Written problem:
Filter out everything except lines holding "HYPERLINK".

Source material:
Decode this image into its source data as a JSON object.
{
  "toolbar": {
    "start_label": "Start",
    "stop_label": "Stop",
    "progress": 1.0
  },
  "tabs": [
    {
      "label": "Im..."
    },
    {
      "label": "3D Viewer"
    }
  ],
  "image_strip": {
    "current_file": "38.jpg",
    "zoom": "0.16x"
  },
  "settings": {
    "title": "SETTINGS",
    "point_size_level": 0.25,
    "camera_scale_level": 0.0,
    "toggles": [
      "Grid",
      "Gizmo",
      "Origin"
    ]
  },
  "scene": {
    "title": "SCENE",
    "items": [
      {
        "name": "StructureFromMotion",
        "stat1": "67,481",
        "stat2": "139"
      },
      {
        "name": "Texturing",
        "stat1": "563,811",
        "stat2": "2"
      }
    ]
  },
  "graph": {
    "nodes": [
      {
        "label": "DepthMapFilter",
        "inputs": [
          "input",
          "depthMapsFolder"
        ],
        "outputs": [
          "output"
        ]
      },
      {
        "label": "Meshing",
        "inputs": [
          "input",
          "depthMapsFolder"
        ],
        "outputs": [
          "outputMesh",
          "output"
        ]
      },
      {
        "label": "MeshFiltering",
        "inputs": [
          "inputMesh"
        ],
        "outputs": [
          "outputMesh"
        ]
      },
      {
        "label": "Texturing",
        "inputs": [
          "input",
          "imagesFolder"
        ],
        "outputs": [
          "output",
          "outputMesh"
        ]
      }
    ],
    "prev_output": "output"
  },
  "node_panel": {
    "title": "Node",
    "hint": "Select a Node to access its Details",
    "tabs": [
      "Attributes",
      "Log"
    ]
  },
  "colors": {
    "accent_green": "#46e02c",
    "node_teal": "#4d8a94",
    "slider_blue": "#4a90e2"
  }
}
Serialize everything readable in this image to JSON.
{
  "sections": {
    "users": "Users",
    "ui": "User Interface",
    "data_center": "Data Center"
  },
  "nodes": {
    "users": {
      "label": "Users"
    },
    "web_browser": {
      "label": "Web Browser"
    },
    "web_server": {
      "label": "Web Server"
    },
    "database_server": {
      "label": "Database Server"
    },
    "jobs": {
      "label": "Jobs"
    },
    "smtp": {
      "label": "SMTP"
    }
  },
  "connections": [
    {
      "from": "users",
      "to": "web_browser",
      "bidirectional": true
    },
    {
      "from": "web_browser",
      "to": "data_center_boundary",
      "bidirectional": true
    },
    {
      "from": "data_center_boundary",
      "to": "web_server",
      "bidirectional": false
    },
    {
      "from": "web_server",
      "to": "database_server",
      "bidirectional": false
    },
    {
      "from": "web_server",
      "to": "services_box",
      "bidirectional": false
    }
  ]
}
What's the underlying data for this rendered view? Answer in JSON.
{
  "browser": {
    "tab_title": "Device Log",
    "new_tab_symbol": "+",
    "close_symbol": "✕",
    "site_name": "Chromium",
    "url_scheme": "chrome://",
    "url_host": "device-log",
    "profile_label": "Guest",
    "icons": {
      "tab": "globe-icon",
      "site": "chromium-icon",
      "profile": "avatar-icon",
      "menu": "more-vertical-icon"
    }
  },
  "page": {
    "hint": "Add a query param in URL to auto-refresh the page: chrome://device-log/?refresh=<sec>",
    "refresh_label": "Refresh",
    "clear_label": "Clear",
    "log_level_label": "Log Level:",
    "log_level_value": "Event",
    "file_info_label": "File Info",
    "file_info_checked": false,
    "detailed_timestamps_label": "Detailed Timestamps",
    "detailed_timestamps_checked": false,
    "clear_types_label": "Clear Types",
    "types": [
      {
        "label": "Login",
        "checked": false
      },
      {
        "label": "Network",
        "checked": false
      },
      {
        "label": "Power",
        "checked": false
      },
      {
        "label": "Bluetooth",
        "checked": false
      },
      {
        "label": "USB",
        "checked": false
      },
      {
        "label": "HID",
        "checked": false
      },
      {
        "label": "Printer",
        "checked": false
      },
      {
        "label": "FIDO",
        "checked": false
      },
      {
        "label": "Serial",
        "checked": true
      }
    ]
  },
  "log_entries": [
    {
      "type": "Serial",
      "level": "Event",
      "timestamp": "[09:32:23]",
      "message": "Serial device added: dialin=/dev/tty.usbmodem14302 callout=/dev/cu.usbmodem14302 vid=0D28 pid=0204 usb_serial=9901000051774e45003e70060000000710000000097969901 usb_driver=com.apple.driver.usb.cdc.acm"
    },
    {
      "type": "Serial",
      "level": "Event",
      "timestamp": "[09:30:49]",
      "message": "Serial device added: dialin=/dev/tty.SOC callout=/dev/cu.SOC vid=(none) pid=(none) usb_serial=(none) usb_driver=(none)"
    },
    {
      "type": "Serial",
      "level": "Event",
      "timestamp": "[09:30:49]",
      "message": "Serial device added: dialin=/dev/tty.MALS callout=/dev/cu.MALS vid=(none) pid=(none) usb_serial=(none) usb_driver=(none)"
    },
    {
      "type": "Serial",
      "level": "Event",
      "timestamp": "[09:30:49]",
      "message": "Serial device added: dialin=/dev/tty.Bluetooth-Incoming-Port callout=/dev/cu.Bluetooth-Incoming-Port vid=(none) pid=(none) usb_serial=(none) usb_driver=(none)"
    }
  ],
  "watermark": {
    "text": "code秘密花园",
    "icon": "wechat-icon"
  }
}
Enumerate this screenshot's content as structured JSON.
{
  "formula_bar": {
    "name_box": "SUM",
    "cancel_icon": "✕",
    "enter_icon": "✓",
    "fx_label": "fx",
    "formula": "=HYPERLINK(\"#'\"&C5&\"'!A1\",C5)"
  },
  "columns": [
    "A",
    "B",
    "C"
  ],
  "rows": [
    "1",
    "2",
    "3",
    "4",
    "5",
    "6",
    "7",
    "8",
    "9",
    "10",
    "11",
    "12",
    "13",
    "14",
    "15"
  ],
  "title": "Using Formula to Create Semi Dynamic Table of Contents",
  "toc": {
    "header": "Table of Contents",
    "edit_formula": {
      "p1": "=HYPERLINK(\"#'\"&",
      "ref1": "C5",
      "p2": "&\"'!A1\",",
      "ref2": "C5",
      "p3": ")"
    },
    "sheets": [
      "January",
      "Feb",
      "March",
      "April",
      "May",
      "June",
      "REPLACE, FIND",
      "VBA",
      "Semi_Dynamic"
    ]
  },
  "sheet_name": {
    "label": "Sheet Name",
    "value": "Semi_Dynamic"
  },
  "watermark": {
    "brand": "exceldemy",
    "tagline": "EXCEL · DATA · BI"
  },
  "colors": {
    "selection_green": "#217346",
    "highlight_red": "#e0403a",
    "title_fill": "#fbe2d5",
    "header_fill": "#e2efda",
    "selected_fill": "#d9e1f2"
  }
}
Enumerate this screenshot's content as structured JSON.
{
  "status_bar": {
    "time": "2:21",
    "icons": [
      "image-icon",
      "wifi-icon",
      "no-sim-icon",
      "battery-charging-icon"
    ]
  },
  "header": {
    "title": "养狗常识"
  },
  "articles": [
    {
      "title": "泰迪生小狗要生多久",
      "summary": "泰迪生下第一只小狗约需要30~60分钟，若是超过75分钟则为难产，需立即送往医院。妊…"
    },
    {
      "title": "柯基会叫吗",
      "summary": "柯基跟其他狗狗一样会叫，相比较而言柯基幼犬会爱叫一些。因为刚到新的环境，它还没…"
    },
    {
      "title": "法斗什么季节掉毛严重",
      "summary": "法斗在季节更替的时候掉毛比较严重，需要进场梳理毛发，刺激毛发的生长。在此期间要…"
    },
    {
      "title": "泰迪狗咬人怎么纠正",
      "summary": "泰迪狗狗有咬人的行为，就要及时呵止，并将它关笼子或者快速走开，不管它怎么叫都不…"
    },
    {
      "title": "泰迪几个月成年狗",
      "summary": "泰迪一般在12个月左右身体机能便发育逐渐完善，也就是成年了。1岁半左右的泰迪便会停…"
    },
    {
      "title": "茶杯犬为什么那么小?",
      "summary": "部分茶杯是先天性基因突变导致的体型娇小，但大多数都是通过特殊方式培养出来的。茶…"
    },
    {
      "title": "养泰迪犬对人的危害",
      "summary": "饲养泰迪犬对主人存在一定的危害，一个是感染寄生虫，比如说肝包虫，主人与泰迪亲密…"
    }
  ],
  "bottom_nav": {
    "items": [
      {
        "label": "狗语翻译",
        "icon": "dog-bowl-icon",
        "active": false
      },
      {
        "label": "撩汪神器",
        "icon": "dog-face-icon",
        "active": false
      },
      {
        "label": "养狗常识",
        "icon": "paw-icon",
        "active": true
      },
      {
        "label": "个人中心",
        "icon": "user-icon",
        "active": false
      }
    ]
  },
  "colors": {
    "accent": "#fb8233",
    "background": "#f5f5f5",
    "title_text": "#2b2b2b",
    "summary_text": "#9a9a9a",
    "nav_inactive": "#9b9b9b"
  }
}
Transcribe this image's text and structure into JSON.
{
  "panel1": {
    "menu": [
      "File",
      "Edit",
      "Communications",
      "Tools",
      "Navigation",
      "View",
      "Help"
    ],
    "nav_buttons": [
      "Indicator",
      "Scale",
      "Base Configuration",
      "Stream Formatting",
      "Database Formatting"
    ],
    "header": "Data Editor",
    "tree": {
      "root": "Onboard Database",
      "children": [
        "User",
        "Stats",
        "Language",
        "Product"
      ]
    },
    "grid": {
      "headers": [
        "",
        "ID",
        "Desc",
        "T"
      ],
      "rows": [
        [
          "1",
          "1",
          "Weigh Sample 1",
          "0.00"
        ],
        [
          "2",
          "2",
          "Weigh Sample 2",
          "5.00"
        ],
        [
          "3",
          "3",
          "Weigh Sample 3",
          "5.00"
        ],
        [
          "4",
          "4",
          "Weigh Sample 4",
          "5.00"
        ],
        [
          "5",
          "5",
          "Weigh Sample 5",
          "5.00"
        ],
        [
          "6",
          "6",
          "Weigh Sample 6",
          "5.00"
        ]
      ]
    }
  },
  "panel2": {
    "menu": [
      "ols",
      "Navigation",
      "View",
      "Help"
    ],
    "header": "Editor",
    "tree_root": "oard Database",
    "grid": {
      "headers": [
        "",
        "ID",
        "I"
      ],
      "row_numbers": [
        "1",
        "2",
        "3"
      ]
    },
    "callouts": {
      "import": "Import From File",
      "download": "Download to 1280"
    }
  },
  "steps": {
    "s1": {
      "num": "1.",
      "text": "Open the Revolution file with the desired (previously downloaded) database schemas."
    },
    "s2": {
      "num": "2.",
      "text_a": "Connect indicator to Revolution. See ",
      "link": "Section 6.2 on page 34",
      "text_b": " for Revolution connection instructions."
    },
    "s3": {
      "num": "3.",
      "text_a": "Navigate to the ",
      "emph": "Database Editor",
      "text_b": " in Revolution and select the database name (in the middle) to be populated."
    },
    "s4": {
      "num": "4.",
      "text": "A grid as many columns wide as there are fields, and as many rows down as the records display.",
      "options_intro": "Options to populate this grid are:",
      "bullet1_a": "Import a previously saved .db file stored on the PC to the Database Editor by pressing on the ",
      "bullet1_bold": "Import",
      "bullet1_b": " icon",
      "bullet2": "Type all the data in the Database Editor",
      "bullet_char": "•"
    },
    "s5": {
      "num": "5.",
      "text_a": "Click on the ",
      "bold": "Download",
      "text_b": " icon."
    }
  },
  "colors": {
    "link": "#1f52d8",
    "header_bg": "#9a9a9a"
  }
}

Result of this task:
    "formula": "=HYPERLINK(\"#'\"&C5&\"'!A1\",C5)"
      "p1": "=HYPERLINK(\"#'\"&",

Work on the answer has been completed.